++++ MATERIAL

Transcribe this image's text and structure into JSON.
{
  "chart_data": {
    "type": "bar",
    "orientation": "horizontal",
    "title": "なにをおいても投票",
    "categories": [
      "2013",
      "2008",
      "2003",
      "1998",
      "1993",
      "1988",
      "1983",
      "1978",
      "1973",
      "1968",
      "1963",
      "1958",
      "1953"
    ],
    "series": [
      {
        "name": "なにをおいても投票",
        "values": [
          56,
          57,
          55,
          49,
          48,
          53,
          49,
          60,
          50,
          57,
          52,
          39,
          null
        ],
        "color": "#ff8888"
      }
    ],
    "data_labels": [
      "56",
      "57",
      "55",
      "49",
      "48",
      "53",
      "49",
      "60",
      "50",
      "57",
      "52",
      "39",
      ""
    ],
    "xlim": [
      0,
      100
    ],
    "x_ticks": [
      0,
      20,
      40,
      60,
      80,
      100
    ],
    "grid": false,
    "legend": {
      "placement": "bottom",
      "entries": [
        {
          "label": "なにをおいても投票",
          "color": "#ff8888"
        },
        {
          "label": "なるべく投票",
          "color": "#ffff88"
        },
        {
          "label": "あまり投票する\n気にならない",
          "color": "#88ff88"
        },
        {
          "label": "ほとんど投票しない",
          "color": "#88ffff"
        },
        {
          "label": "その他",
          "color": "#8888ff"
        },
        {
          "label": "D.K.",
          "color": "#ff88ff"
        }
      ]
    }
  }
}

++++++++
++++ MATERIAL

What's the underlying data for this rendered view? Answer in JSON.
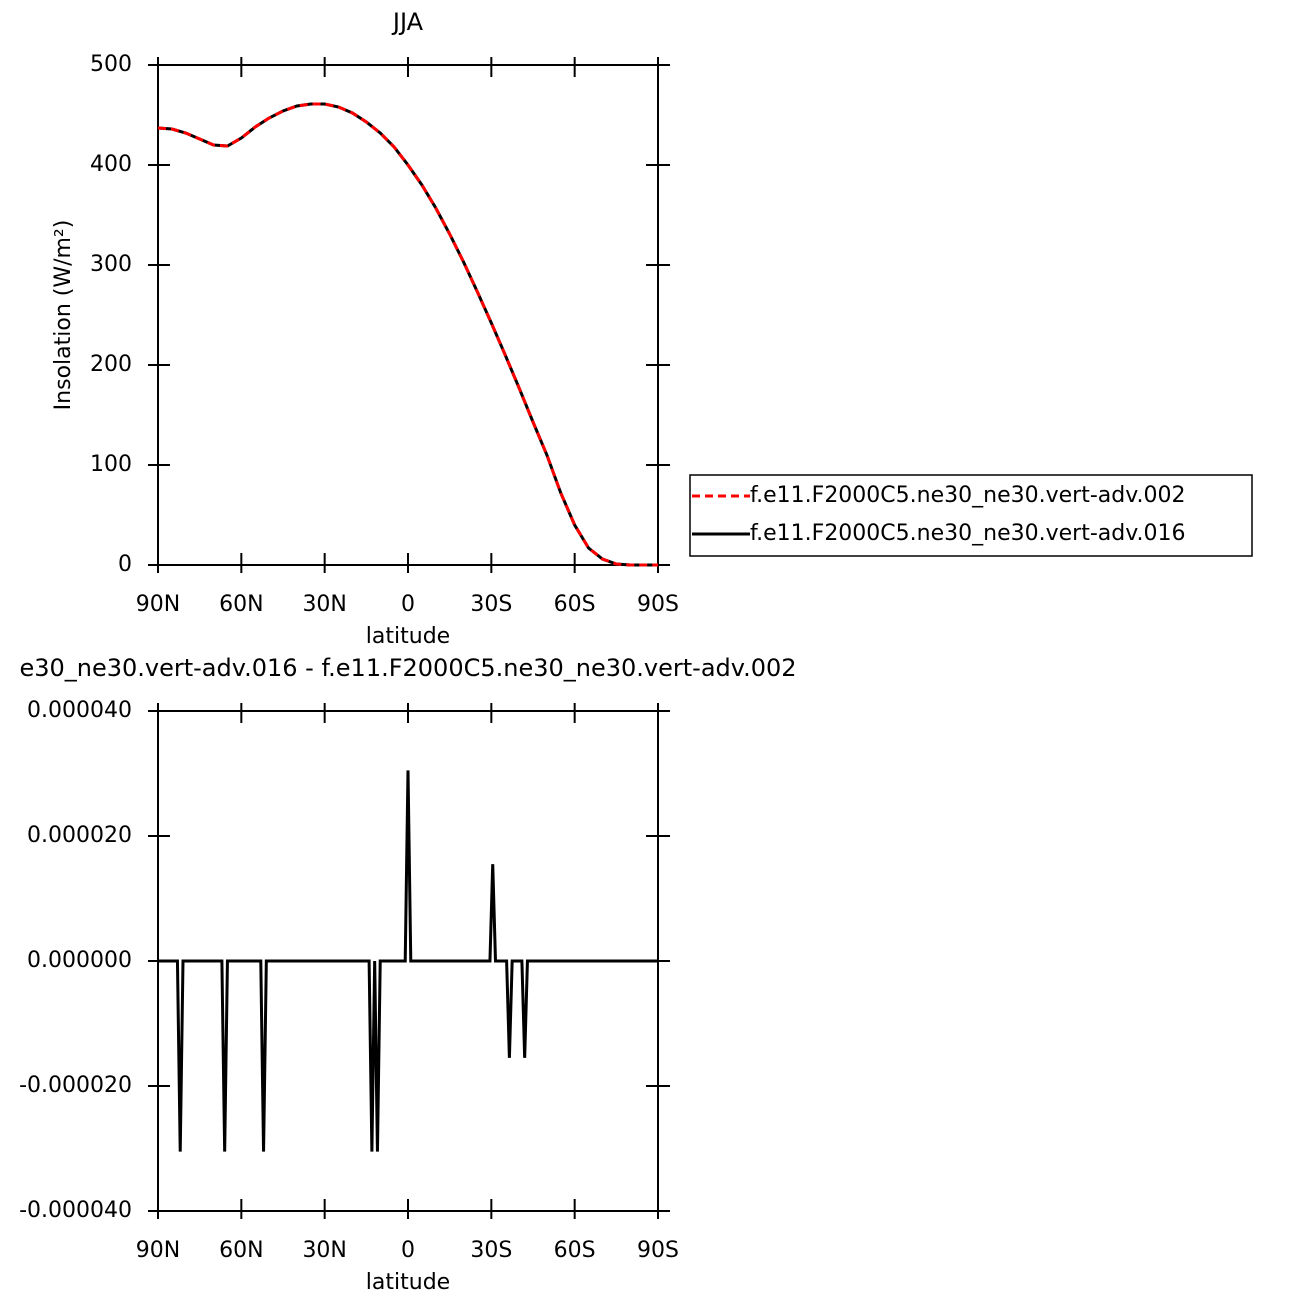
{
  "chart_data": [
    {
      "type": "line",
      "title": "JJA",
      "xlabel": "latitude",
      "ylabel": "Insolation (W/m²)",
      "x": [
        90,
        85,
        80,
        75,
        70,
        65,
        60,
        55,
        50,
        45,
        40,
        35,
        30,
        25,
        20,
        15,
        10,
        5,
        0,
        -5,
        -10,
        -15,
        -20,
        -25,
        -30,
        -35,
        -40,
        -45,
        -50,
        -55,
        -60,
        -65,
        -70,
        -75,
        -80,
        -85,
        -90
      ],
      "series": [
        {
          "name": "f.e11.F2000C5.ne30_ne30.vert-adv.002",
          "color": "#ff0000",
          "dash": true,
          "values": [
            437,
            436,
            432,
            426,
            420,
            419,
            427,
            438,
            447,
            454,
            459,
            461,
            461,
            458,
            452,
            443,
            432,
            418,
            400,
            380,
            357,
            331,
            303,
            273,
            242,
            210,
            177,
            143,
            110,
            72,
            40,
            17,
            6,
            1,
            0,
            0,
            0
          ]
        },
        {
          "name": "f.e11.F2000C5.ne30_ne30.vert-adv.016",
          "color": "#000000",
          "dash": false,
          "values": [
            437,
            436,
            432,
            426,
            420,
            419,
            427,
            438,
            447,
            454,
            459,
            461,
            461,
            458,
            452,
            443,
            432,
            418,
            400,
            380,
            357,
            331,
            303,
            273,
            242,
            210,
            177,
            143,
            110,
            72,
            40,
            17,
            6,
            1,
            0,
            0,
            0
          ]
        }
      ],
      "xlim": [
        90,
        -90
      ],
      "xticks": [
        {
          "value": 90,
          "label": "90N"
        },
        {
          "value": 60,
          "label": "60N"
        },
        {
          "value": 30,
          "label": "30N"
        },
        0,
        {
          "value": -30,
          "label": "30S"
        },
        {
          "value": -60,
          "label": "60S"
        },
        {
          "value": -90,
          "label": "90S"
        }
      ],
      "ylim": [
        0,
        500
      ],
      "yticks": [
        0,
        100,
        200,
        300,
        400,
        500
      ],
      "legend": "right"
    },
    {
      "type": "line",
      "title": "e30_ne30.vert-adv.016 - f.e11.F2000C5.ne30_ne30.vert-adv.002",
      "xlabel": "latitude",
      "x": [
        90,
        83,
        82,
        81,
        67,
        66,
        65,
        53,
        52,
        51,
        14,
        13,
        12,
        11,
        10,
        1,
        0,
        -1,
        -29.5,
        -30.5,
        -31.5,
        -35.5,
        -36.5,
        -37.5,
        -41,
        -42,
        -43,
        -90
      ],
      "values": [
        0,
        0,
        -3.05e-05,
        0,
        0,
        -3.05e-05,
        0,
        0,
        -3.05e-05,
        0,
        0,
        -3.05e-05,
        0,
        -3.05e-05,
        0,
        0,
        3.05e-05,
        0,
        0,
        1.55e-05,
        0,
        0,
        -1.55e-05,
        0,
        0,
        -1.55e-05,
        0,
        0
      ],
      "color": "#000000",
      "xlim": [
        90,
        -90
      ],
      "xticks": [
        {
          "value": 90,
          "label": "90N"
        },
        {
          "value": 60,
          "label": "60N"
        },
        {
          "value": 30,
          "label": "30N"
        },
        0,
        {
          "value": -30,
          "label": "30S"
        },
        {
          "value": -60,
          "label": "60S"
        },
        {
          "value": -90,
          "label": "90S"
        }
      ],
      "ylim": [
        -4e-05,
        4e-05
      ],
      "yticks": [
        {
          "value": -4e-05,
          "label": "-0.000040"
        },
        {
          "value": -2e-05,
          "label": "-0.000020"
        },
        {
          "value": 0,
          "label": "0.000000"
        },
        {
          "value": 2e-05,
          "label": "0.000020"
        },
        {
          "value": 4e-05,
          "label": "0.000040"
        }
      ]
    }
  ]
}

++++++++

▶ _STATED PROBLEM_: Copy out all lines that carry the word "title".

▶ _ANSWER BELOW_:
    "title": "なにをおいても投票",
      "title": "JJA",
      "title": "e30_ne30.vert-adv.016 - f.e11.F2000C5.ne30_ne30.vert-adv.002",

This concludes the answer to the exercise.